## GOAL OF THE EXERCISE
Repeat every record below exactly, omitting any pictures.

## SUPPLIED DATA

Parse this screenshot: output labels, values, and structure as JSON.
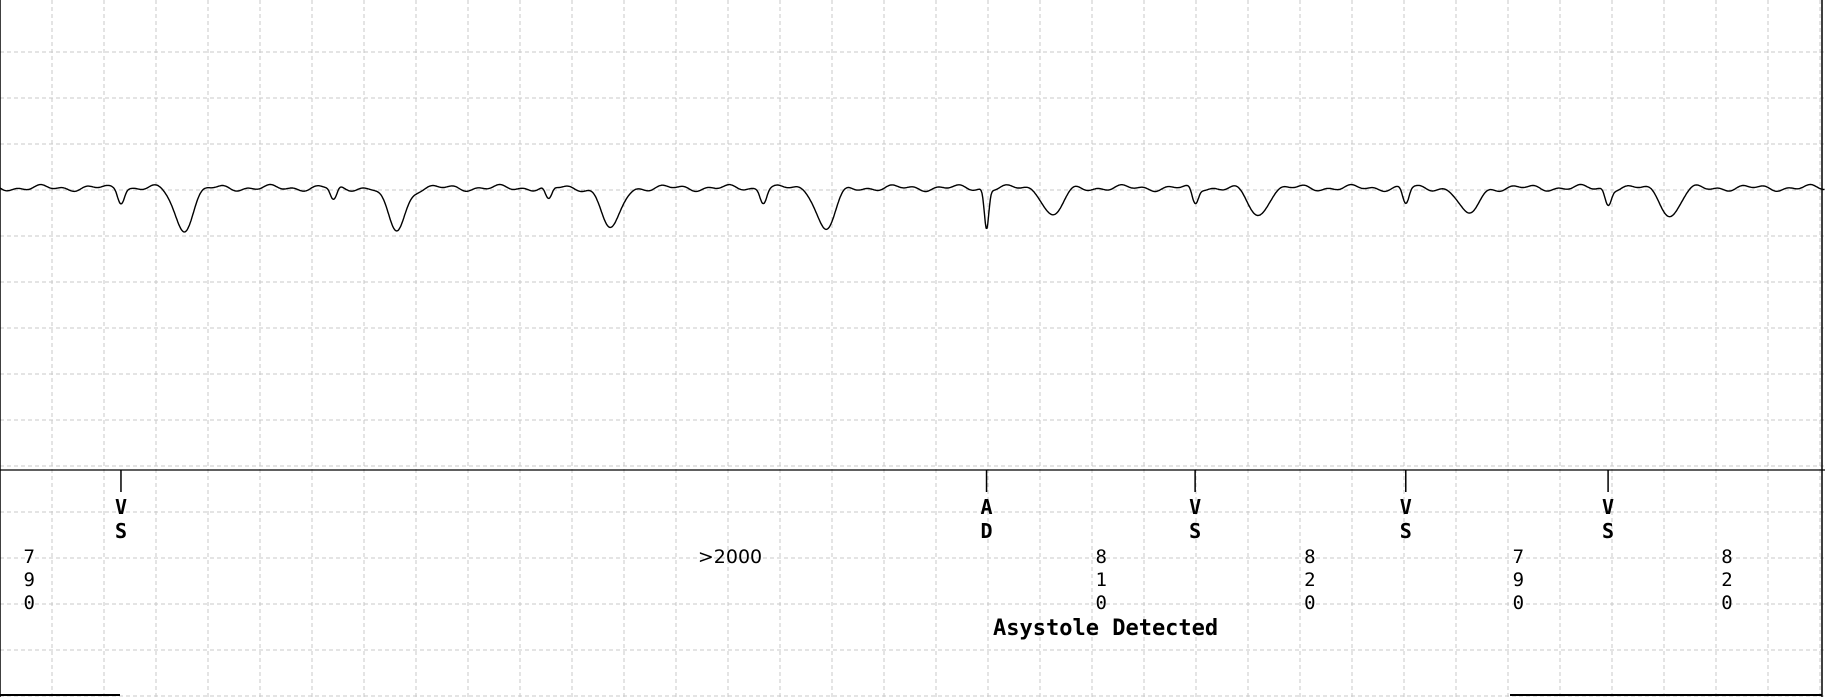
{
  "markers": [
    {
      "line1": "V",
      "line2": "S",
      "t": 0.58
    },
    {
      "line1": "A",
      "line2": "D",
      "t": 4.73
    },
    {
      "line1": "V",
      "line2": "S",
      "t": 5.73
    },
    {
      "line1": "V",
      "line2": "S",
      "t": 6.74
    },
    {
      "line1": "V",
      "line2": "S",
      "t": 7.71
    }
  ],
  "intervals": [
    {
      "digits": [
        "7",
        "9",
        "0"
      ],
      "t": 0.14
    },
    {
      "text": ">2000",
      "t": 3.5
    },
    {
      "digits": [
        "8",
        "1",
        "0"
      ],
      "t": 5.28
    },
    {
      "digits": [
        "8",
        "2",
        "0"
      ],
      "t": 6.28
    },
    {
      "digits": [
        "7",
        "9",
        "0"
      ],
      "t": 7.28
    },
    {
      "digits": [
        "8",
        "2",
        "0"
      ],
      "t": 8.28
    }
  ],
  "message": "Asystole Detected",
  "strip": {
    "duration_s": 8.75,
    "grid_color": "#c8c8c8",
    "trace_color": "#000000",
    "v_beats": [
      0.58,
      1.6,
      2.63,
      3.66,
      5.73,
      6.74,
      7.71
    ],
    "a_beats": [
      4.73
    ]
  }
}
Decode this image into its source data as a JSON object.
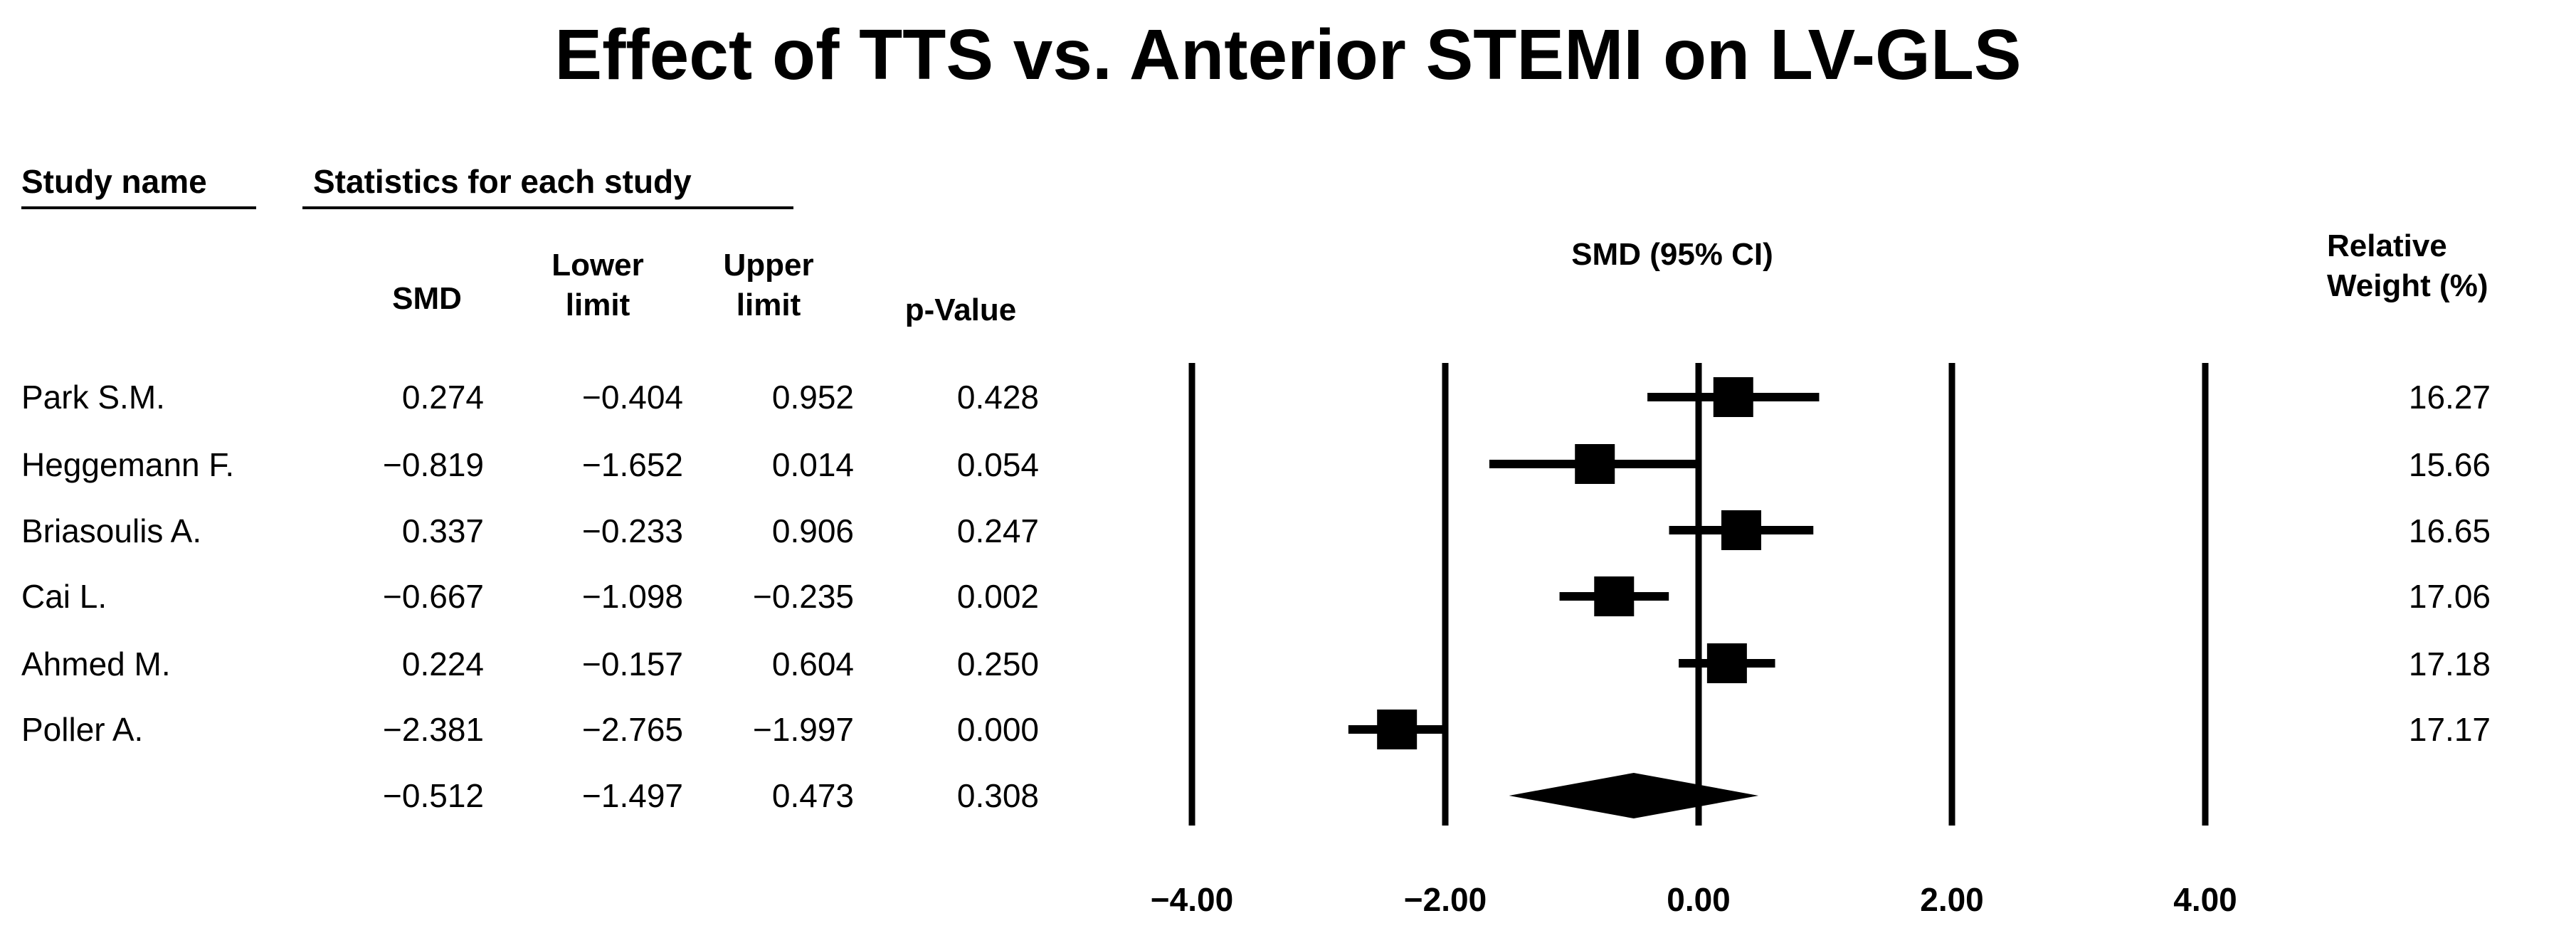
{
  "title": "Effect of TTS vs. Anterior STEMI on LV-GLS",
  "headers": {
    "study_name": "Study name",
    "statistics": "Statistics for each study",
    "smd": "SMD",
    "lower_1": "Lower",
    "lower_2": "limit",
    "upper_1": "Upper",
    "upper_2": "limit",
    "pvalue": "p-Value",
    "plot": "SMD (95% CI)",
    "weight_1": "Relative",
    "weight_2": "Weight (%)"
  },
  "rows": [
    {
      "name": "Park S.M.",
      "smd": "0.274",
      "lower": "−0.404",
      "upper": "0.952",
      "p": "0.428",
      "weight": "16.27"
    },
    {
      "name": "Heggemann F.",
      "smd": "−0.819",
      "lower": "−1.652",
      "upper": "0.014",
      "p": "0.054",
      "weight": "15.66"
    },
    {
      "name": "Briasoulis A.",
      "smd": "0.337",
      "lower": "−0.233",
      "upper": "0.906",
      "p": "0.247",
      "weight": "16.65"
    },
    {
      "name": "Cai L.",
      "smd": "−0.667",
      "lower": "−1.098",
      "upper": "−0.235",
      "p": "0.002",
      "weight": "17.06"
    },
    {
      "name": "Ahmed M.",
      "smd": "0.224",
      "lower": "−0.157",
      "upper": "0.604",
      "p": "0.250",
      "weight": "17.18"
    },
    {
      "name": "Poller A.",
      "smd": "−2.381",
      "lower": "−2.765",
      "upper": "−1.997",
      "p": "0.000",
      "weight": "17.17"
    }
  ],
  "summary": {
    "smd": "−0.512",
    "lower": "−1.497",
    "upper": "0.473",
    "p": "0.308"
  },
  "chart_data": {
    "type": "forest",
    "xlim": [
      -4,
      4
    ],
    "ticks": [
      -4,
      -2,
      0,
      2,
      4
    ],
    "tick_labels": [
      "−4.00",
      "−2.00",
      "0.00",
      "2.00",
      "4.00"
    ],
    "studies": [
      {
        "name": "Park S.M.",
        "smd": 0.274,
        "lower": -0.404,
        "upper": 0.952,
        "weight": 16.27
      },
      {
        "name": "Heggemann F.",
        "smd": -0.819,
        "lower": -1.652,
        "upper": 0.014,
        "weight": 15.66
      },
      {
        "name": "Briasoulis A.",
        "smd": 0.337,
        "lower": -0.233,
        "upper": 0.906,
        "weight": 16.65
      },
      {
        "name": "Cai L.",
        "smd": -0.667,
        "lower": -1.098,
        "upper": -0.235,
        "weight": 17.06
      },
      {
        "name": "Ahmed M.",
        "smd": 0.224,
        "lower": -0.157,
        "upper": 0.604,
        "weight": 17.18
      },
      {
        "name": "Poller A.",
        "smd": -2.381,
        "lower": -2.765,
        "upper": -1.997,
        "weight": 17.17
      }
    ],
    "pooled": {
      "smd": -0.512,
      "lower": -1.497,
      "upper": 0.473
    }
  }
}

## TASK SOLUTION
Parse this screenshot: output labels, values, and structure as JSON.
{
  "markers": [
    {
      "line1": "V",
      "line2": "S",
      "t": 0.58
    },
    {
      "line1": "A",
      "line2": "D",
      "t": 4.73
    },
    {
      "line1": "V",
      "line2": "S",
      "t": 5.73
    },
    {
      "line1": "V",
      "line2": "S",
      "t": 6.74
    },
    {
      "line1": "V",
      "line2": "S",
      "t": 7.71
    }
  ],
  "intervals": [
    {
      "digits": [
        "7",
        "9",
        "0"
      ],
      "t": 0.14
    },
    {
      "text": ">2000",
      "t": 3.5
    },
    {
      "digits": [
        "8",
        "1",
        "0"
      ],
      "t": 5.28
    },
    {
      "digits": [
        "8",
        "2",
        "0"
      ],
      "t": 6.28
    },
    {
      "digits": [
        "7",
        "9",
        "0"
      ],
      "t": 7.28
    },
    {
      "digits": [
        "8",
        "2",
        "0"
      ],
      "t": 8.28
    }
  ],
  "message": "Asystole Detected",
  "strip": {
    "duration_s": 8.75,
    "grid_color": "#c8c8c8",
    "trace_color": "#000000",
    "v_beats": [
      0.58,
      1.6,
      2.63,
      3.66,
      5.73,
      6.74,
      7.71
    ],
    "a_beats": [
      4.73
    ]
  }
}
Decode this image into its source data as a JSON object.
{
  "title": "Effect of TTS vs. Anterior STEMI on LV-GLS",
  "headers": {
    "study_name": "Study name",
    "statistics": "Statistics for each study",
    "smd": "SMD",
    "lower_1": "Lower",
    "lower_2": "limit",
    "upper_1": "Upper",
    "upper_2": "limit",
    "pvalue": "p-Value",
    "plot": "SMD (95% CI)",
    "weight_1": "Relative",
    "weight_2": "Weight (%)"
  },
  "rows": [
    {
      "name": "Park S.M.",
      "smd": "0.274",
      "lower": "−0.404",
      "upper": "0.952",
      "p": "0.428",
      "weight": "16.27"
    },
    {
      "name": "Heggemann F.",
      "smd": "−0.819",
      "lower": "−1.652",
      "upper": "0.014",
      "p": "0.054",
      "weight": "15.66"
    },
    {
      "name": "Briasoulis A.",
      "smd": "0.337",
      "lower": "−0.233",
      "upper": "0.906",
      "p": "0.247",
      "weight": "16.65"
    },
    {
      "name": "Cai L.",
      "smd": "−0.667",
      "lower": "−1.098",
      "upper": "−0.235",
      "p": "0.002",
      "weight": "17.06"
    },
    {
      "name": "Ahmed M.",
      "smd": "0.224",
      "lower": "−0.157",
      "upper": "0.604",
      "p": "0.250",
      "weight": "17.18"
    },
    {
      "name": "Poller A.",
      "smd": "−2.381",
      "lower": "−2.765",
      "upper": "−1.997",
      "p": "0.000",
      "weight": "17.17"
    }
  ],
  "summary": {
    "smd": "−0.512",
    "lower": "−1.497",
    "upper": "0.473",
    "p": "0.308"
  },
  "chart_data": {
    "type": "forest",
    "xlim": [
      -4,
      4
    ],
    "ticks": [
      -4,
      -2,
      0,
      2,
      4
    ],
    "tick_labels": [
      "−4.00",
      "−2.00",
      "0.00",
      "2.00",
      "4.00"
    ],
    "studies": [
      {
        "name": "Park S.M.",
        "smd": 0.274,
        "lower": -0.404,
        "upper": 0.952,
        "weight": 16.27
      },
      {
        "name": "Heggemann F.",
        "smd": -0.819,
        "lower": -1.652,
        "upper": 0.014,
        "weight": 15.66
      },
      {
        "name": "Briasoulis A.",
        "smd": 0.337,
        "lower": -0.233,
        "upper": 0.906,
        "weight": 16.65
      },
      {
        "name": "Cai L.",
        "smd": -0.667,
        "lower": -1.098,
        "upper": -0.235,
        "weight": 17.06
      },
      {
        "name": "Ahmed M.",
        "smd": 0.224,
        "lower": -0.157,
        "upper": 0.604,
        "weight": 17.18
      },
      {
        "name": "Poller A.",
        "smd": -2.381,
        "lower": -2.765,
        "upper": -1.997,
        "weight": 17.17
      }
    ],
    "pooled": {
      "smd": -0.512,
      "lower": -1.497,
      "upper": 0.473
    }
  }
}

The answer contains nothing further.